Saved entries
--
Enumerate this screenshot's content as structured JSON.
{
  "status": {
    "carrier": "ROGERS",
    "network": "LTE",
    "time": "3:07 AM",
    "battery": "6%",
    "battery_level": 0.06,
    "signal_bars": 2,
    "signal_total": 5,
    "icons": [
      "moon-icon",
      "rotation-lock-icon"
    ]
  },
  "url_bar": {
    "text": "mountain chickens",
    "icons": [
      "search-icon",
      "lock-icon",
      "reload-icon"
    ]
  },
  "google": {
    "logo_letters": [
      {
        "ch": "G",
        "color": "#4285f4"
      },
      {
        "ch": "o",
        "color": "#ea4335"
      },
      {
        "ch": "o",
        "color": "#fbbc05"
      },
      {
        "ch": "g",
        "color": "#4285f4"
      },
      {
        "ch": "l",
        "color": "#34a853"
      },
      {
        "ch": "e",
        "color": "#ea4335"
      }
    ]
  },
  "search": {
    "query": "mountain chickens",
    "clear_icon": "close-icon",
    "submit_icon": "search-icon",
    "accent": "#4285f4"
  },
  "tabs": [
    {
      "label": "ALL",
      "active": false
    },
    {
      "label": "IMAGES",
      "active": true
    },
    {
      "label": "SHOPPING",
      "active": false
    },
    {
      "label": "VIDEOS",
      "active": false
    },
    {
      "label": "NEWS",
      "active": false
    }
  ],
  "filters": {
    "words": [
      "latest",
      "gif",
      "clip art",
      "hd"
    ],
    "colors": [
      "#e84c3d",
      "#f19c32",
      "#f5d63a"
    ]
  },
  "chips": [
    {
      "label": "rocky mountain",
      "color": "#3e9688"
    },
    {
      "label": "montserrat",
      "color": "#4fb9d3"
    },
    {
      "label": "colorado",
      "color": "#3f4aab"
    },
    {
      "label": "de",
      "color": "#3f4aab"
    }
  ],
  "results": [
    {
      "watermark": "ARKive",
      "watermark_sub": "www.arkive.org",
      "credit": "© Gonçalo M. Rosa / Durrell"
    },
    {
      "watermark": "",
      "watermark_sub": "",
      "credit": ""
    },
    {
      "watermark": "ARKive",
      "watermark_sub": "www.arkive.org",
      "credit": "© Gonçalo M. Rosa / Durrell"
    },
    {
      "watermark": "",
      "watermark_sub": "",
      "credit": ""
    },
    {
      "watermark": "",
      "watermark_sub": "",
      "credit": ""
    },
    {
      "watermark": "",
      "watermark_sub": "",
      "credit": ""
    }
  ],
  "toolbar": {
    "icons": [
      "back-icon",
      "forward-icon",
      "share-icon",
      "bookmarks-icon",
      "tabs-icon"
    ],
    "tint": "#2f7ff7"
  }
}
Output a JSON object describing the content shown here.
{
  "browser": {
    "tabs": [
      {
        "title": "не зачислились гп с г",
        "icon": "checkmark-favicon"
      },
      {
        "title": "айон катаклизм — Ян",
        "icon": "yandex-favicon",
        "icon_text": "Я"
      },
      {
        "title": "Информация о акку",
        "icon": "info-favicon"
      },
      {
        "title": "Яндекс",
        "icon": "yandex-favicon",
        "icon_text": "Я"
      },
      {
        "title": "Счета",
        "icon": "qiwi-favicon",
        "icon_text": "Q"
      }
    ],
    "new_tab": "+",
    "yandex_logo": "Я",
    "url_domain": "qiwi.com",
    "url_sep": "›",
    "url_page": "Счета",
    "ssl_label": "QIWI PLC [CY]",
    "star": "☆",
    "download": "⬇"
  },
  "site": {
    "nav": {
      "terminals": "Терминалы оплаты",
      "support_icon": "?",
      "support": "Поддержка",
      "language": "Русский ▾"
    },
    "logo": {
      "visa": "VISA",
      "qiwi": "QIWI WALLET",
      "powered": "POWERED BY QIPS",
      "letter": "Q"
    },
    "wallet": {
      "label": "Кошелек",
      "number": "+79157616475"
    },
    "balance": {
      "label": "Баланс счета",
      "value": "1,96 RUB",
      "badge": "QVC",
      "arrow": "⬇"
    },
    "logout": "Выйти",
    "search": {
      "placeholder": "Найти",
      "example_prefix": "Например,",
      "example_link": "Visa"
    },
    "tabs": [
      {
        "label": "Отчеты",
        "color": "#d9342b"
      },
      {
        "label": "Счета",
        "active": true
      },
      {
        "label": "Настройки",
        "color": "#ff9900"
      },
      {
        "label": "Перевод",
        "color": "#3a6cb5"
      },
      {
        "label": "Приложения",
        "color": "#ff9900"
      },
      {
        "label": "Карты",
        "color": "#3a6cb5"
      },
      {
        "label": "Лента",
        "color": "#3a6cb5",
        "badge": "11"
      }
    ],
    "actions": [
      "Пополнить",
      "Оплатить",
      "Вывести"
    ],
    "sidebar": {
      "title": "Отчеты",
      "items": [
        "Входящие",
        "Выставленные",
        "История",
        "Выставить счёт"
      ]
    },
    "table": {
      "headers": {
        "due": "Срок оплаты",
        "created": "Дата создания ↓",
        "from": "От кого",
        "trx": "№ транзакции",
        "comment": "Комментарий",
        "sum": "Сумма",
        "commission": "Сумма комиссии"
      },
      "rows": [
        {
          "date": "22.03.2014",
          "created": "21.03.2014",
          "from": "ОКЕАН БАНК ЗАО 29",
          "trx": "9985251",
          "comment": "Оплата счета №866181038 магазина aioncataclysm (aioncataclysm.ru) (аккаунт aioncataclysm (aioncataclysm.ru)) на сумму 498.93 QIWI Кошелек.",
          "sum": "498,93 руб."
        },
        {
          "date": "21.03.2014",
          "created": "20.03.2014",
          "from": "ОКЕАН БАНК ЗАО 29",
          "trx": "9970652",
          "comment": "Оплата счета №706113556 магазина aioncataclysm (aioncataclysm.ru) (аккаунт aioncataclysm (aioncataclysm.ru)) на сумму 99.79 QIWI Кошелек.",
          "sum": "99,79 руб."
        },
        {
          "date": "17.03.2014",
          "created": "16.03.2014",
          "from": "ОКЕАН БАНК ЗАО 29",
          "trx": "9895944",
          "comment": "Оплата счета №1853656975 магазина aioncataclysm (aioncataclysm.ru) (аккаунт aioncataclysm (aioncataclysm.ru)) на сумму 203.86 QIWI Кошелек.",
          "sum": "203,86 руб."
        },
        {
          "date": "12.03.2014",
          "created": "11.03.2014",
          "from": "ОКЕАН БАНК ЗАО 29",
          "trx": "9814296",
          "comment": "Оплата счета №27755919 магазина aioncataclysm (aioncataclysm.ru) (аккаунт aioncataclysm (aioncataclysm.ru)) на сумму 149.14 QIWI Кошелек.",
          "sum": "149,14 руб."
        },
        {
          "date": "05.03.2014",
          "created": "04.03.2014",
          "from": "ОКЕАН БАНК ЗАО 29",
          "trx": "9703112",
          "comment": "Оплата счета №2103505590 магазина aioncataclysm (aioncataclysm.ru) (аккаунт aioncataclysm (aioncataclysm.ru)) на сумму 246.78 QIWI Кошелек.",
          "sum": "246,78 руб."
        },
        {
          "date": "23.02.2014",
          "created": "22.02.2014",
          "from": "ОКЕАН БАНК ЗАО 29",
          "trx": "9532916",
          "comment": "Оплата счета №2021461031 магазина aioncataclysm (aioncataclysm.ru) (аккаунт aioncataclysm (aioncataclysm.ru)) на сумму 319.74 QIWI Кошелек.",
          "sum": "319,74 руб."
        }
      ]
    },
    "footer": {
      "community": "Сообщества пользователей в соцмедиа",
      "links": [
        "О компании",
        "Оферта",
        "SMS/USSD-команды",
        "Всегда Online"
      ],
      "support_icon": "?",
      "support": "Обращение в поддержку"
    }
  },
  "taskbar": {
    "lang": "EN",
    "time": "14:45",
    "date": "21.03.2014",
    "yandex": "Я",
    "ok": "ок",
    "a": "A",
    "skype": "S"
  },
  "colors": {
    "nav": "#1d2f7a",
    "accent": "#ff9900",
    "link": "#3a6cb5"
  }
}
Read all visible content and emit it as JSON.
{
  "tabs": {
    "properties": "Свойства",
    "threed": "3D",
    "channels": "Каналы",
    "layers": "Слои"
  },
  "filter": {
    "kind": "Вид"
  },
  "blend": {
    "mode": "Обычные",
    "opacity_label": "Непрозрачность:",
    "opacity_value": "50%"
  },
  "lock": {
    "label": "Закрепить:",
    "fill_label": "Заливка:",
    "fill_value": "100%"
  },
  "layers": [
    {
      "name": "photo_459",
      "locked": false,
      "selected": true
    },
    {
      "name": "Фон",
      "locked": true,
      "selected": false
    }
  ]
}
--
§ DIRECTIONS FOR THIS TASK:
Return exactly the lines from the line bearing "Read all visible content and emit it as JSON." to the end of the records, inclusive of both; include no other lines.

§ RESULT:
Read all visible content and emit it as JSON.
{
  "tabs": {
    "properties": "Свойства",
    "threed": "3D",
    "channels": "Каналы",
    "layers": "Слои"
  },
  "filter": {
    "kind": "Вид"
  },
  "blend": {
    "mode": "Обычные",
    "opacity_label": "Непрозрачность:",
    "opacity_value": "50%"
  },
  "lock": {
    "label": "Закрепить:",
    "fill_label": "Заливка:",
    "fill_value": "100%"
  },
  "layers": [
    {
      "name": "photo_459",
      "locked": false,
      "selected": true
    },
    {
      "name": "Фон",
      "locked": true,
      "selected": false
    }
  ]
}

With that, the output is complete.